— PROBLEM REQUIREMENTS —
Output each line exactly as it appears, skipping any embedded picture.

— DATA EXCERPTS —
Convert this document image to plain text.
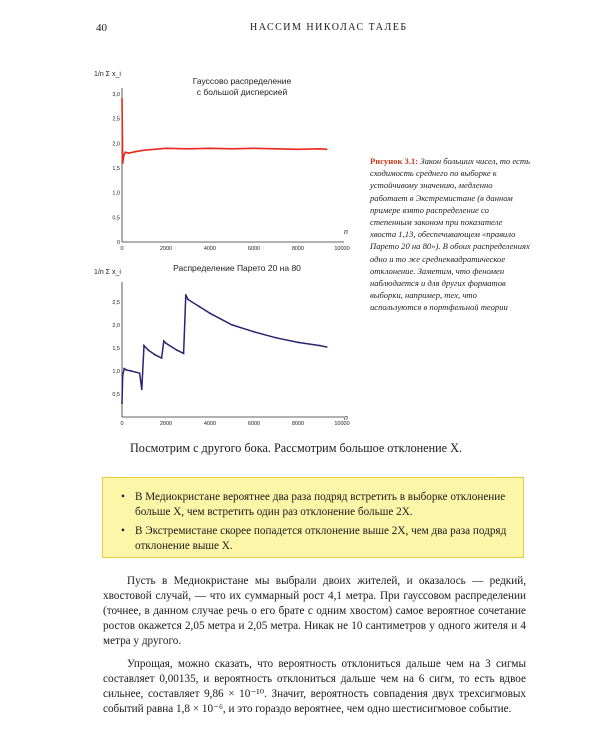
40	НАССИМ НИКОЛАС ТАЛЕБ
1/n Σ x_i
Гауссово распределение
с большой дисперсией
n
0	2000	4000	6000	8000	10000
0
0,5
1,0
1,5
2,0
2,5
3,0
1/n Σ x_i	Распределение Парето 20 на 80
n
0	2000	4000	6000	8000	10000
0,5
1,0
1,5
2,0
2,5
Рисунок 3.1: Закон больших чисел, то есть сходимость среднего по выборке к устойчивому значению, медленно работает в Экстремистане (в данном примере взято распределение со степенным законом при показателе хвоста 1,13, обеспечивающем «правило Парето 20 на 80»). В обоих распределениях одно и то же среднеквадратическое отклонение. Заметим, что феномен наблюдается и для других форматов выборки, например, тех, что используются в портфельной теории
Посмотрим с другого бока. Рассмотрим большое отклонение X.
• В Медиокристане вероятнее два раза подряд встретить в выборке отклонение больше X, чем встретить один раз отклонение больше 2X.
• В Экстремистане скорее попадется отклонение выше 2X, чем два раза подряд отклонение выше X.

Пусть в Медиокристане мы выбрали двоих жителей, и оказалось — редкий, хвостовой случай, — что их суммарный рост 4,1 метра. При гауссовом распределении (точнее, в данном случае речь о его брате с одним хвостом) самое вероятное сочетание ростов окажется 2,05 метра и 2,05 метра. Никак не 10 сантиметров у одного жителя и 4 метра у другого.

Упрощая, можно сказать, что вероятность отклониться дальше чем на 3 сигмы составляет 0,00135, и вероятность отклониться дальше чем на 6 сигм, то есть вдвое сильнее, составляет 9,86 × 10⁻¹⁰. Значит, вероятность совпадения двух трехсигмовых событий равна 1,8 × 10⁻⁶, и это гораздо вероятнее, чем одно шестисигмовое событие.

— TASK SOLUTION —
Convert this document image to plain text.
40	НАССИМ НИКОЛАС ТАЛЕБ
1/n Σ x_i
Гауссово распределение
с большой дисперсией
n
0	2000	4000	6000	8000	10000
0
0,5
1,0
1,5
2,0
2,5
3,0
1/n Σ x_i	Распределение Парето 20 на 80
n
0	2000	4000	6000	8000	10000
0,5
1,0
1,5
2,0
2,5
Рисунок 3.1: Закон больших чисел, то есть сходимость среднего по выборке к устойчивому значению, медленно работает в Экстремистане (в данном примере взято распределение со степенным законом при показателе хвоста 1,13, обеспечивающем «правило Парето 20 на 80»). В обоих распределениях одно и то же среднеквадратическое отклонение. Заметим, что феномен наблюдается и для других форматов выборки, например, тех, что используются в портфельной теории
Посмотрим с другого бока. Рассмотрим большое отклонение X.
• В Медиокристане вероятнее два раза подряд встретить в выборке отклонение больше X, чем встретить один раз отклонение больше 2X.
• В Экстремистане скорее попадется отклонение выше 2X, чем два раза подряд отклонение выше X.

Пусть в Медиокристане мы выбрали двоих жителей, и оказалось — редкий, хвостовой случай, — что их суммарный рост 4,1 метра. При гауссовом распределении (точнее, в данном случае речь о его брате с одним хвостом) самое вероятное сочетание ростов окажется 2,05 метра и 2,05 метра. Никак не 10 сантиметров у одного жителя и 4 метра у другого.

Упрощая, можно сказать, что вероятность отклониться дальше чем на 3 сигмы составляет 0,00135, и вероятность отклониться дальше чем на 6 сигм, то есть вдвое сильнее, составляет 9,86 × 10⁻¹⁰. Значит, вероятность совпадения двух трехсигмовых событий равна 1,8 × 10⁻⁶, и это гораздо вероятнее, чем одно шестисигмовое событие.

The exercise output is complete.